## Objective
Locate all lines with the word "Test" and copy them out.

(Data listing)
******
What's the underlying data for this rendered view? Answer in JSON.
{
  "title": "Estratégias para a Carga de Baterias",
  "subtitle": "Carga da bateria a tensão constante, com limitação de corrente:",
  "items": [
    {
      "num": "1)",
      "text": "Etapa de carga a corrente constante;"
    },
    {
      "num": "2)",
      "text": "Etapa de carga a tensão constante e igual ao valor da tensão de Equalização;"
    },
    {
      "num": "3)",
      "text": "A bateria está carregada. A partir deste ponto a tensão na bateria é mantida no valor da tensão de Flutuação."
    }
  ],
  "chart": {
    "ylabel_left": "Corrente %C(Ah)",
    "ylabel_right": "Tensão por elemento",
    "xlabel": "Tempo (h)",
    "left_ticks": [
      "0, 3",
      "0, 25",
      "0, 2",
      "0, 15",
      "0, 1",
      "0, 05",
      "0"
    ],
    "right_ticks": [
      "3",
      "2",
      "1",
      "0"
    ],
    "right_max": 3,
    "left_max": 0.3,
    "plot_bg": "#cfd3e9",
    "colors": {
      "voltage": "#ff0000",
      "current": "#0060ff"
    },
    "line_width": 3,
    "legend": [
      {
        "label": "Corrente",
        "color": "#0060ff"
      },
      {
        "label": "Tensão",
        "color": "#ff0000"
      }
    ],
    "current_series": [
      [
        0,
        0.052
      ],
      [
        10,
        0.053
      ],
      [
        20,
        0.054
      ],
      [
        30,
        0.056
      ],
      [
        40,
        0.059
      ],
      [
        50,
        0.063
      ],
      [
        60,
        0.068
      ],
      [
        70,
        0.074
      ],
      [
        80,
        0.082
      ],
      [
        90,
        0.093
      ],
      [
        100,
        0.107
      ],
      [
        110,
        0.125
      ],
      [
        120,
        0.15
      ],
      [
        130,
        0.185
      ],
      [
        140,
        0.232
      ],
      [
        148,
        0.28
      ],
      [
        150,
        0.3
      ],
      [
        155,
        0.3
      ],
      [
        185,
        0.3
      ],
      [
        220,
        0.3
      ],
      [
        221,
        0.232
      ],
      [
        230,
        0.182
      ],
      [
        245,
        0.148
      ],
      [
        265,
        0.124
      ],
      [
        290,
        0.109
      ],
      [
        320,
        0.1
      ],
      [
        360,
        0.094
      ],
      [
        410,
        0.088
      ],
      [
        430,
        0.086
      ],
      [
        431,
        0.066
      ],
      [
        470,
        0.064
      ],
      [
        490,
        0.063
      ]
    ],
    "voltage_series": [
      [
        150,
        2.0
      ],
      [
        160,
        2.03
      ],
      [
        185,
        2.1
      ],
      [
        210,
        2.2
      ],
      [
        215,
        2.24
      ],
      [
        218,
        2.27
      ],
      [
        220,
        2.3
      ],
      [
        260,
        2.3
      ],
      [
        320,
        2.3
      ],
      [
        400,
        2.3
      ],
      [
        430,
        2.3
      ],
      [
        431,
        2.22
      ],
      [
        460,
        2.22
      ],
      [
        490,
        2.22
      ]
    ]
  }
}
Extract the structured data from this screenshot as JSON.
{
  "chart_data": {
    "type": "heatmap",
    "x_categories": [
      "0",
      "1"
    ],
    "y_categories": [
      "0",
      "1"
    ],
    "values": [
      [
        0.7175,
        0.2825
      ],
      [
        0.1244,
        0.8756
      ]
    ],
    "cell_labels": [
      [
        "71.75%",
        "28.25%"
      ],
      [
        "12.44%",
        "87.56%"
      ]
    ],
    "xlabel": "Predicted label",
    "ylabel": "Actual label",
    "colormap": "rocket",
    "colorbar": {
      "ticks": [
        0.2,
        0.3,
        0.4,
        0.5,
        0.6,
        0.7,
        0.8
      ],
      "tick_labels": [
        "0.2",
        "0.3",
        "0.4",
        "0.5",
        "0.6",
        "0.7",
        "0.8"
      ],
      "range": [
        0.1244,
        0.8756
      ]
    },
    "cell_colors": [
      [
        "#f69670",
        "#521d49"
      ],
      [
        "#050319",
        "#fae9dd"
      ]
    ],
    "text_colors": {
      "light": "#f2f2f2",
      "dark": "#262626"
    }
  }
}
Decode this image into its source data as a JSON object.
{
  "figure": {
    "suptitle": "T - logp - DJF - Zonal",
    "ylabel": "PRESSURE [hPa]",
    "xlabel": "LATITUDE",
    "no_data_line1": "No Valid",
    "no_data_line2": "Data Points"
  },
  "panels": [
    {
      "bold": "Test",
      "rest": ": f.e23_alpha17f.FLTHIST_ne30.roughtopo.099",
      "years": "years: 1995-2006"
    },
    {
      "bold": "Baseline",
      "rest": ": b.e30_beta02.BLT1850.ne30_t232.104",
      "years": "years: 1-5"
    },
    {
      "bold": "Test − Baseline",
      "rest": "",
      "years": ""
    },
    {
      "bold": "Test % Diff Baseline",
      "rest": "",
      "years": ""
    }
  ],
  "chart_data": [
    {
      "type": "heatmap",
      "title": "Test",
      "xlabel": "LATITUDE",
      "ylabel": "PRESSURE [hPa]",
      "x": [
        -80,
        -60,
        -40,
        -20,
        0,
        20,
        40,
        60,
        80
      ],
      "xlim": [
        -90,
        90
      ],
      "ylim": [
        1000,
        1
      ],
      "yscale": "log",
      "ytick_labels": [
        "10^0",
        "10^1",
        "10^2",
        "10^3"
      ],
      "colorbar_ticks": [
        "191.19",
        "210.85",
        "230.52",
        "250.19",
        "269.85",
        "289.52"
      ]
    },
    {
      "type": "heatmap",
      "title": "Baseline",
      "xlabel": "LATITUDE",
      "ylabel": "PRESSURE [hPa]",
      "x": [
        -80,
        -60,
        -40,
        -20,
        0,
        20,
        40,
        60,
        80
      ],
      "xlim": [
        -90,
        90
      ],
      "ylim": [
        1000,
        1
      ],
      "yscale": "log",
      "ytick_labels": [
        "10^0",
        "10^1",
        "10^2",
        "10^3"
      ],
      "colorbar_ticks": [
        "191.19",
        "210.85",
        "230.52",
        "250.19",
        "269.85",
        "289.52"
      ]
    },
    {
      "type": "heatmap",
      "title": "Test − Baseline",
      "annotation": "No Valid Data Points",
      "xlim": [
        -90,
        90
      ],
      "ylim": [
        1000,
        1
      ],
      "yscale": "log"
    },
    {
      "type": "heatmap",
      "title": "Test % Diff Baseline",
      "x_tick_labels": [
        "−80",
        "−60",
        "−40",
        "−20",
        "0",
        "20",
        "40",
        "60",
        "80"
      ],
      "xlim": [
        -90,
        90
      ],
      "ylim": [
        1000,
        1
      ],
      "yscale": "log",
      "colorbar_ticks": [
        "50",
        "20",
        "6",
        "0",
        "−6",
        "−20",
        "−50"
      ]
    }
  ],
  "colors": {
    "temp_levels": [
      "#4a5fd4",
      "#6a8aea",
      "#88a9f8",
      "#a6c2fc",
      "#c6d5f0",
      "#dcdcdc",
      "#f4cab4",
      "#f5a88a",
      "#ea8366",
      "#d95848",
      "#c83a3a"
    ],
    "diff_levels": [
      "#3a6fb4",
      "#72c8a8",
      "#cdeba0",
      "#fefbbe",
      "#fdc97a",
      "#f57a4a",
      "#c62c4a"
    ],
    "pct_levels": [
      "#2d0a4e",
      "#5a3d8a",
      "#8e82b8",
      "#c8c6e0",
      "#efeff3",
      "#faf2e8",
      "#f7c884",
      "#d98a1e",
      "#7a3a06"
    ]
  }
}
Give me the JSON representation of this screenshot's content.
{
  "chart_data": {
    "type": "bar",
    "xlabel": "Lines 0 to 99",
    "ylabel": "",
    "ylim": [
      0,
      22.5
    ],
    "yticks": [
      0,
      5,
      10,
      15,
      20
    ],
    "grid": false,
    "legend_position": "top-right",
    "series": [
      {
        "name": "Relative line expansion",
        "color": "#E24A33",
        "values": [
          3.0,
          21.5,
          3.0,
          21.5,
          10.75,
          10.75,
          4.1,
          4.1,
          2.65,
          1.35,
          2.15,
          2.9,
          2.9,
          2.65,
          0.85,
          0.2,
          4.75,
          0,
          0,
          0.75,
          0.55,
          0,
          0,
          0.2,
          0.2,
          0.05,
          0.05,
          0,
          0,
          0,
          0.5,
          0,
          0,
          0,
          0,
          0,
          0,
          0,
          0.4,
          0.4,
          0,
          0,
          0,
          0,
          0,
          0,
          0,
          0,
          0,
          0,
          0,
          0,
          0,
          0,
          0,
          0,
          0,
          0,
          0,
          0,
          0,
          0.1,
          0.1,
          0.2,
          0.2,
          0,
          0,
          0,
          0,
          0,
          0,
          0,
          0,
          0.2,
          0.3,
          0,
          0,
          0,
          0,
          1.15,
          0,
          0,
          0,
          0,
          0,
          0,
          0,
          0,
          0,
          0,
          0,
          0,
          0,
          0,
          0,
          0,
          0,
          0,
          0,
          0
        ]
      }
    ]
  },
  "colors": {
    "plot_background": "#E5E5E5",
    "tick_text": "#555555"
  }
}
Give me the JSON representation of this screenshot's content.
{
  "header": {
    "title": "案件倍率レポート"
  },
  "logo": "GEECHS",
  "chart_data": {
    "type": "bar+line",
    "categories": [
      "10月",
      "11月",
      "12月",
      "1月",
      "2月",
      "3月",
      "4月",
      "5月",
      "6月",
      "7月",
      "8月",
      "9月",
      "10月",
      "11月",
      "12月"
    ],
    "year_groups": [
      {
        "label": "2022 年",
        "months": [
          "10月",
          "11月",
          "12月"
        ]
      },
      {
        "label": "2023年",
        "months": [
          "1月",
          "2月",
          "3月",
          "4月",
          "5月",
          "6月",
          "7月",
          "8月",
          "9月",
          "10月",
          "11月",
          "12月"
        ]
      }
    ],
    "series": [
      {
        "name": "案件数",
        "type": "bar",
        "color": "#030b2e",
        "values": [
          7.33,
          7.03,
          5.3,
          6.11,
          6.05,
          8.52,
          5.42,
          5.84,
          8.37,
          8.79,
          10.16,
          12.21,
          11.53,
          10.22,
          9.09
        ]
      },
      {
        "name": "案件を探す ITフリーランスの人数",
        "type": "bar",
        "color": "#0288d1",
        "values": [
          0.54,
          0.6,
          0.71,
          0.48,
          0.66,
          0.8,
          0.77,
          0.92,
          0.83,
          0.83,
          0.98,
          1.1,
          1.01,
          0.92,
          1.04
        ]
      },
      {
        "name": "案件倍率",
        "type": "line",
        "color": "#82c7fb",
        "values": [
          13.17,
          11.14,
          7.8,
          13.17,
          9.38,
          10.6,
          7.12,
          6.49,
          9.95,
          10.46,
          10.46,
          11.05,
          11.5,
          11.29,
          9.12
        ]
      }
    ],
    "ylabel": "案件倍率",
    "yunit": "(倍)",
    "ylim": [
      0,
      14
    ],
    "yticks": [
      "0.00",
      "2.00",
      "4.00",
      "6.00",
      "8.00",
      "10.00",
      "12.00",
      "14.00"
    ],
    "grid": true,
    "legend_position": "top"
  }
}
******
## Written answer
      "bold": "Test",
      "bold": "Test − Baseline",
      "bold": "Test % Diff Baseline",
      "title": "Test",
      "title": "Test − Baseline",
      "title": "Test % Diff Baseline",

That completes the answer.